____ INPUT FOR THIS TASK

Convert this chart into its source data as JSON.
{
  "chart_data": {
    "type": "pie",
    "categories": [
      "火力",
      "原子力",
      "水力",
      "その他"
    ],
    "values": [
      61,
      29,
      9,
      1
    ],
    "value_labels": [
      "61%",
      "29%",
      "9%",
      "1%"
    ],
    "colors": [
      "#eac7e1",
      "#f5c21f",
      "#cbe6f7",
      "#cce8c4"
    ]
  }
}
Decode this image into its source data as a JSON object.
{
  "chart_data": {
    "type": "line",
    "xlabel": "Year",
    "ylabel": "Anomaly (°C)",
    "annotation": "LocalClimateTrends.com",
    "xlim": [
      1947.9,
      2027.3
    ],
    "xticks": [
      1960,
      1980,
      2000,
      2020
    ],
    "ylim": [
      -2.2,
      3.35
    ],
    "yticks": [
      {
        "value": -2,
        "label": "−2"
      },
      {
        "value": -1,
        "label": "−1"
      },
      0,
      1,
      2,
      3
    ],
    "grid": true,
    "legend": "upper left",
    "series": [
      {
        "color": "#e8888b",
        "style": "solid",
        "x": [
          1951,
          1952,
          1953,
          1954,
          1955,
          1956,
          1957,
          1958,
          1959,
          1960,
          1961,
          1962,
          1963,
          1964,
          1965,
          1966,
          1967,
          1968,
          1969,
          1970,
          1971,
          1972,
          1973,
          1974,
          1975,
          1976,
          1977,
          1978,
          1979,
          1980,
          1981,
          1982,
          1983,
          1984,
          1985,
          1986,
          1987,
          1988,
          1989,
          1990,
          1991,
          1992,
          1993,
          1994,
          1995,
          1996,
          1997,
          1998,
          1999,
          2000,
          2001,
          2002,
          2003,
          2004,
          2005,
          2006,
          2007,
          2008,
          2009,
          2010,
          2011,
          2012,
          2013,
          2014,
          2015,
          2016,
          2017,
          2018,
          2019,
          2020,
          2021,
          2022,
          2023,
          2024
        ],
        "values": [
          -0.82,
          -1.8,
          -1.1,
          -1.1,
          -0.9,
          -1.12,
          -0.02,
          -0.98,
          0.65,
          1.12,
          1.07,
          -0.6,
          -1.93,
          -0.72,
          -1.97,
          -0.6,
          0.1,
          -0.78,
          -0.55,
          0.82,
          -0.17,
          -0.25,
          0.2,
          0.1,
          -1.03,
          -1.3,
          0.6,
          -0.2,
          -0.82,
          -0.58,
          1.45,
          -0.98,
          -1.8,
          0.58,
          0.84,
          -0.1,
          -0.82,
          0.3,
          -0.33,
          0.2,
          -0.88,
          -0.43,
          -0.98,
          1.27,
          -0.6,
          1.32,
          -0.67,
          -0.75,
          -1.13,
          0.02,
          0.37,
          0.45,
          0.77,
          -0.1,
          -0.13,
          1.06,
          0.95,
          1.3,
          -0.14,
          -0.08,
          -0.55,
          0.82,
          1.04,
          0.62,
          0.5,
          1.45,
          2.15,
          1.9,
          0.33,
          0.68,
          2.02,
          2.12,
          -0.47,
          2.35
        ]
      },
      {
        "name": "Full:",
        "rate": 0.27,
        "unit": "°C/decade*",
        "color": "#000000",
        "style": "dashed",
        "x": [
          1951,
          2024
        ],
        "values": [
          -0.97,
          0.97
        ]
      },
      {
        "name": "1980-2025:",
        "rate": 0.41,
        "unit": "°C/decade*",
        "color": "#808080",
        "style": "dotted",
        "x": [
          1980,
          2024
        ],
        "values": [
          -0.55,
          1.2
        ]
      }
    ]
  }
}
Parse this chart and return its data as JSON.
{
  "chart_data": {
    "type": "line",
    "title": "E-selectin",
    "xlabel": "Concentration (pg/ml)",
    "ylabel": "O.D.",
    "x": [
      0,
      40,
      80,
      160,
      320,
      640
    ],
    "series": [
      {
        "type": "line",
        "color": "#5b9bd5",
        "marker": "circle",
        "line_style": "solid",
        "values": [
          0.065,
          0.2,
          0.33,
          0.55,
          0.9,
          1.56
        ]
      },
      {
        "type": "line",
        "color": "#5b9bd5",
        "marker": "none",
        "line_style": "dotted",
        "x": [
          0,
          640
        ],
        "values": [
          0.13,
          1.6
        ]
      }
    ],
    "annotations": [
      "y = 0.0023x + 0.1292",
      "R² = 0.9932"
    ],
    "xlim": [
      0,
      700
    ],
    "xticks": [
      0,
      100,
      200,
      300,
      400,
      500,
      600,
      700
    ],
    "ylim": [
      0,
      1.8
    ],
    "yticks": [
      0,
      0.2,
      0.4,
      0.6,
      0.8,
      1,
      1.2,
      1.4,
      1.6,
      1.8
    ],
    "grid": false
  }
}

________

Return all the data above once more, precisely as given.

RESPONSE:
Convert this chart into its source data as JSON.
{
  "chart_data": {
    "type": "pie",
    "categories": [
      "火力",
      "原子力",
      "水力",
      "その他"
    ],
    "values": [
      61,
      29,
      9,
      1
    ],
    "value_labels": [
      "61%",
      "29%",
      "9%",
      "1%"
    ],
    "colors": [
      "#eac7e1",
      "#f5c21f",
      "#cbe6f7",
      "#cce8c4"
    ]
  }
}
Decode this image into its source data as a JSON object.
{
  "chart_data": {
    "type": "line",
    "xlabel": "Year",
    "ylabel": "Anomaly (°C)",
    "annotation": "LocalClimateTrends.com",
    "xlim": [
      1947.9,
      2027.3
    ],
    "xticks": [
      1960,
      1980,
      2000,
      2020
    ],
    "ylim": [
      -2.2,
      3.35
    ],
    "yticks": [
      {
        "value": -2,
        "label": "−2"
      },
      {
        "value": -1,
        "label": "−1"
      },
      0,
      1,
      2,
      3
    ],
    "grid": true,
    "legend": "upper left",
    "series": [
      {
        "color": "#e8888b",
        "style": "solid",
        "x": [
          1951,
          1952,
          1953,
          1954,
          1955,
          1956,
          1957,
          1958,
          1959,
          1960,
          1961,
          1962,
          1963,
          1964,
          1965,
          1966,
          1967,
          1968,
          1969,
          1970,
          1971,
          1972,
          1973,
          1974,
          1975,
          1976,
          1977,
          1978,
          1979,
          1980,
          1981,
          1982,
          1983,
          1984,
          1985,
          1986,
          1987,
          1988,
          1989,
          1990,
          1991,
          1992,
          1993,
          1994,
          1995,
          1996,
          1997,
          1998,
          1999,
          2000,
          2001,
          2002,
          2003,
          2004,
          2005,
          2006,
          2007,
          2008,
          2009,
          2010,
          2011,
          2012,
          2013,
          2014,
          2015,
          2016,
          2017,
          2018,
          2019,
          2020,
          2021,
          2022,
          2023,
          2024
        ],
        "values": [
          -0.82,
          -1.8,
          -1.1,
          -1.1,
          -0.9,
          -1.12,
          -0.02,
          -0.98,
          0.65,
          1.12,
          1.07,
          -0.6,
          -1.93,
          -0.72,
          -1.97,
          -0.6,
          0.1,
          -0.78,
          -0.55,
          0.82,
          -0.17,
          -0.25,
          0.2,
          0.1,
          -1.03,
          -1.3,
          0.6,
          -0.2,
          -0.82,
          -0.58,
          1.45,
          -0.98,
          -1.8,
          0.58,
          0.84,
          -0.1,
          -0.82,
          0.3,
          -0.33,
          0.2,
          -0.88,
          -0.43,
          -0.98,
          1.27,
          -0.6,
          1.32,
          -0.67,
          -0.75,
          -1.13,
          0.02,
          0.37,
          0.45,
          0.77,
          -0.1,
          -0.13,
          1.06,
          0.95,
          1.3,
          -0.14,
          -0.08,
          -0.55,
          0.82,
          1.04,
          0.62,
          0.5,
          1.45,
          2.15,
          1.9,
          0.33,
          0.68,
          2.02,
          2.12,
          -0.47,
          2.35
        ]
      },
      {
        "name": "Full:",
        "rate": 0.27,
        "unit": "°C/decade*",
        "color": "#000000",
        "style": "dashed",
        "x": [
          1951,
          2024
        ],
        "values": [
          -0.97,
          0.97
        ]
      },
      {
        "name": "1980-2025:",
        "rate": 0.41,
        "unit": "°C/decade*",
        "color": "#808080",
        "style": "dotted",
        "x": [
          1980,
          2024
        ],
        "values": [
          -0.55,
          1.2
        ]
      }
    ]
  }
}
Parse this chart and return its data as JSON.
{
  "chart_data": {
    "type": "line",
    "title": "E-selectin",
    "xlabel": "Concentration (pg/ml)",
    "ylabel": "O.D.",
    "x": [
      0,
      40,
      80,
      160,
      320,
      640
    ],
    "series": [
      {
        "type": "line",
        "color": "#5b9bd5",
        "marker": "circle",
        "line_style": "solid",
        "values": [
          0.065,
          0.2,
          0.33,
          0.55,
          0.9,
          1.56
        ]
      },
      {
        "type": "line",
        "color": "#5b9bd5",
        "marker": "none",
        "line_style": "dotted",
        "x": [
          0,
          640
        ],
        "values": [
          0.13,
          1.6
        ]
      }
    ],
    "annotations": [
      "y = 0.0023x + 0.1292",
      "R² = 0.9932"
    ],
    "xlim": [
      0,
      700
    ],
    "xticks": [
      0,
      100,
      200,
      300,
      400,
      500,
      600,
      700
    ],
    "ylim": [
      0,
      1.8
    ],
    "yticks": [
      0,
      0.2,
      0.4,
      0.6,
      0.8,
      1,
      1.2,
      1.4,
      1.6,
      1.8
    ],
    "grid": false
  }
}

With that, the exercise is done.